◆ DESCRIPTION OF THE TASK: Please repeat all of the listing exactly.

◆ DATA PROVIDED:
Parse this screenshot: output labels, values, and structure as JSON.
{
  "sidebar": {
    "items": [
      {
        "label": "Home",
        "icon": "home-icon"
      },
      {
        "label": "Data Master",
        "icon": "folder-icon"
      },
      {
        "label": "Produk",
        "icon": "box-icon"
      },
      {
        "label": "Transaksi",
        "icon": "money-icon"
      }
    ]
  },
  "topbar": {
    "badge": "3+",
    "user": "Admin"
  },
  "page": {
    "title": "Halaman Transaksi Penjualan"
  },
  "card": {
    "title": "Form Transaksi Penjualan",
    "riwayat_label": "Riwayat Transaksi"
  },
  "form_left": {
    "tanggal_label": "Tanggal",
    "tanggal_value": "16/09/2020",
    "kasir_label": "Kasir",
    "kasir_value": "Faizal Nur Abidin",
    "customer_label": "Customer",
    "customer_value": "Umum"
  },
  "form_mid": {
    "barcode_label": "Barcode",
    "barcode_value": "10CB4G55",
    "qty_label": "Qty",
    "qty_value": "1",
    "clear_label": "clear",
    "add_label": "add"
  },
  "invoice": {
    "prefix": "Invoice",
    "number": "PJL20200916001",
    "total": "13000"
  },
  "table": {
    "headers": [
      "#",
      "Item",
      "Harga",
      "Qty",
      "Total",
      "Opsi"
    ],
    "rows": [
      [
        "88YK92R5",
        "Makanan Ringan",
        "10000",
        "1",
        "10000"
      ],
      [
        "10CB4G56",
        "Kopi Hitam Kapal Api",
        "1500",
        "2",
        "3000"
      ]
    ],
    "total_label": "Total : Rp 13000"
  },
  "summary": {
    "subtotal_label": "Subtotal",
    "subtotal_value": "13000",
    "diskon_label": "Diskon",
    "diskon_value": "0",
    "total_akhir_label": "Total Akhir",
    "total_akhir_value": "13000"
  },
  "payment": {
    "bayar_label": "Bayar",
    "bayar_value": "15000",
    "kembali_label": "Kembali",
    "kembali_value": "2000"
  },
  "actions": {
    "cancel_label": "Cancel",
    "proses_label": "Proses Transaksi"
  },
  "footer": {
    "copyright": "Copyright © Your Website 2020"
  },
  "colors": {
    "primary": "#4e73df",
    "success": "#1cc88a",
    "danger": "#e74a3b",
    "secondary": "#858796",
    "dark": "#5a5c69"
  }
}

◆ EXERCISE RESULT:
Parse this screenshot: output labels, values, and structure as JSON.
{
  "sidebar": {
    "items": [
      {
        "label": "Home",
        "icon": "home-icon"
      },
      {
        "label": "Data Master",
        "icon": "folder-icon"
      },
      {
        "label": "Produk",
        "icon": "box-icon"
      },
      {
        "label": "Transaksi",
        "icon": "money-icon"
      }
    ]
  },
  "topbar": {
    "badge": "3+",
    "user": "Admin"
  },
  "page": {
    "title": "Halaman Transaksi Penjualan"
  },
  "card": {
    "title": "Form Transaksi Penjualan",
    "riwayat_label": "Riwayat Transaksi"
  },
  "form_left": {
    "tanggal_label": "Tanggal",
    "tanggal_value": "16/09/2020",
    "kasir_label": "Kasir",
    "kasir_value": "Faizal Nur Abidin",
    "customer_label": "Customer",
    "customer_value": "Umum"
  },
  "form_mid": {
    "barcode_label": "Barcode",
    "barcode_value": "10CB4G55",
    "qty_label": "Qty",
    "qty_value": "1",
    "clear_label": "clear",
    "add_label": "add"
  },
  "invoice": {
    "prefix": "Invoice",
    "number": "PJL20200916001",
    "total": "13000"
  },
  "table": {
    "headers": [
      "#",
      "Item",
      "Harga",
      "Qty",
      "Total",
      "Opsi"
    ],
    "rows": [
      [
        "88YK92R5",
        "Makanan Ringan",
        "10000",
        "1",
        "10000"
      ],
      [
        "10CB4G56",
        "Kopi Hitam Kapal Api",
        "1500",
        "2",
        "3000"
      ]
    ],
    "total_label": "Total : Rp 13000"
  },
  "summary": {
    "subtotal_label": "Subtotal",
    "subtotal_value": "13000",
    "diskon_label": "Diskon",
    "diskon_value": "0",
    "total_akhir_label": "Total Akhir",
    "total_akhir_value": "13000"
  },
  "payment": {
    "bayar_label": "Bayar",
    "bayar_value": "15000",
    "kembali_label": "Kembali",
    "kembali_value": "2000"
  },
  "actions": {
    "cancel_label": "Cancel",
    "proses_label": "Proses Transaksi"
  },
  "footer": {
    "copyright": "Copyright © Your Website 2020"
  },
  "colors": {
    "primary": "#4e73df",
    "success": "#1cc88a",
    "danger": "#e74a3b",
    "secondary": "#858796",
    "dark": "#5a5c69"
  }
}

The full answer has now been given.